┌──

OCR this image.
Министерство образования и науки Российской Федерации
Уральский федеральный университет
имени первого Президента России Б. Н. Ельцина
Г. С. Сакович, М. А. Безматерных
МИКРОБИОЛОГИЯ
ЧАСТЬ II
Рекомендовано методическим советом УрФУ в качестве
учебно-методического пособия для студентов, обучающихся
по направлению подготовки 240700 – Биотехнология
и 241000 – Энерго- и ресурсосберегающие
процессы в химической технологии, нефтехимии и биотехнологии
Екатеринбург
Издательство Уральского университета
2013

└──
┌──

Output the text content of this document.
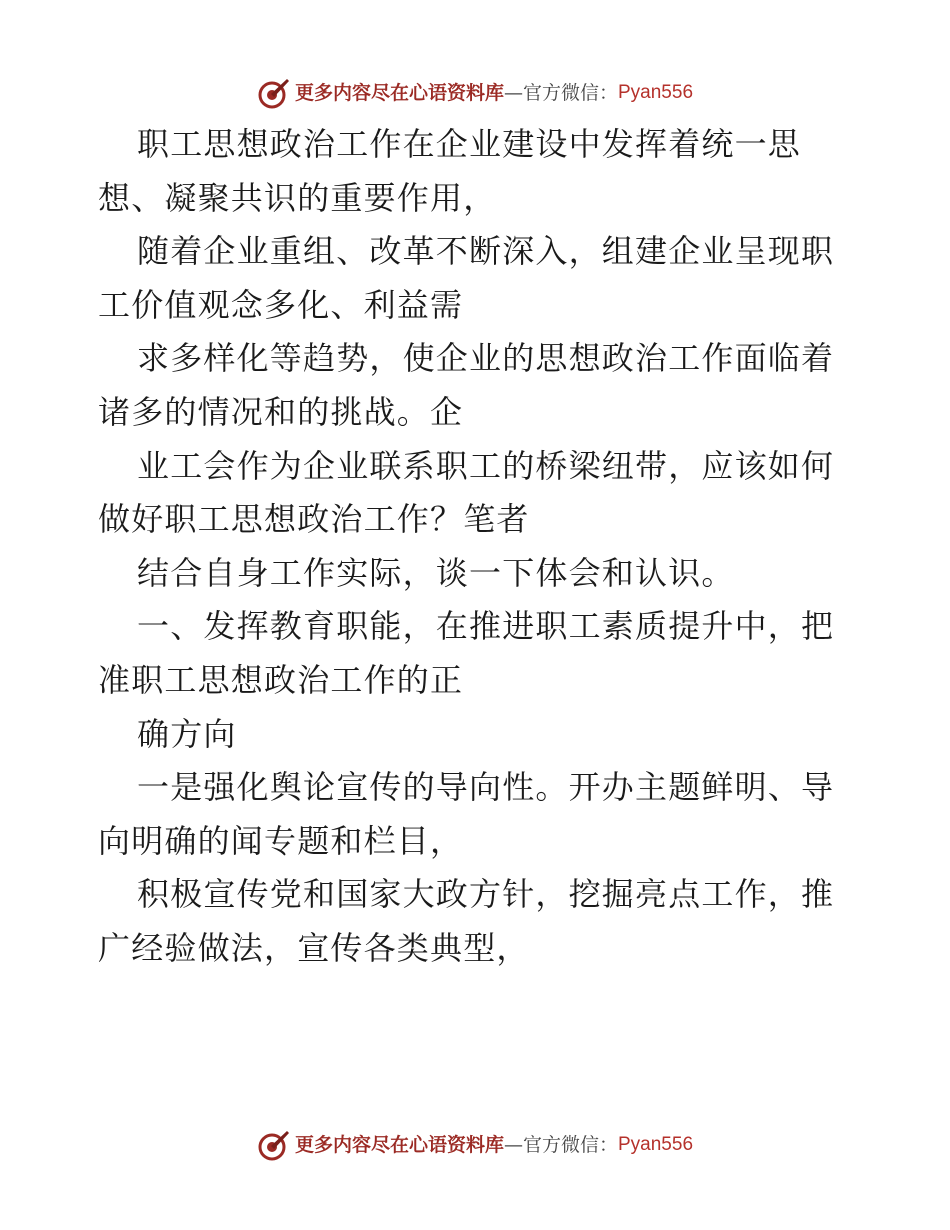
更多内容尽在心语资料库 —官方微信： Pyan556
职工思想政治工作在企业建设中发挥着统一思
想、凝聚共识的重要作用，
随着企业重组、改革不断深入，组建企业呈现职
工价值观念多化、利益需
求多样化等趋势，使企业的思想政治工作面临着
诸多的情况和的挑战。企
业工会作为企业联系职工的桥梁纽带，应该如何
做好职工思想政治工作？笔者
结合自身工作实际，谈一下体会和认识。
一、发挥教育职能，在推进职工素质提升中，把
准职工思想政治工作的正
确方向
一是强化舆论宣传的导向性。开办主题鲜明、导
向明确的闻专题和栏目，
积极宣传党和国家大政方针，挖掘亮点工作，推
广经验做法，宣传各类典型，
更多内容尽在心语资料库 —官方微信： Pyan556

└──

Out of the material above, gather each line where "this" appears.

▶ [The reply]:
OCR this image.
Output the text content of this document.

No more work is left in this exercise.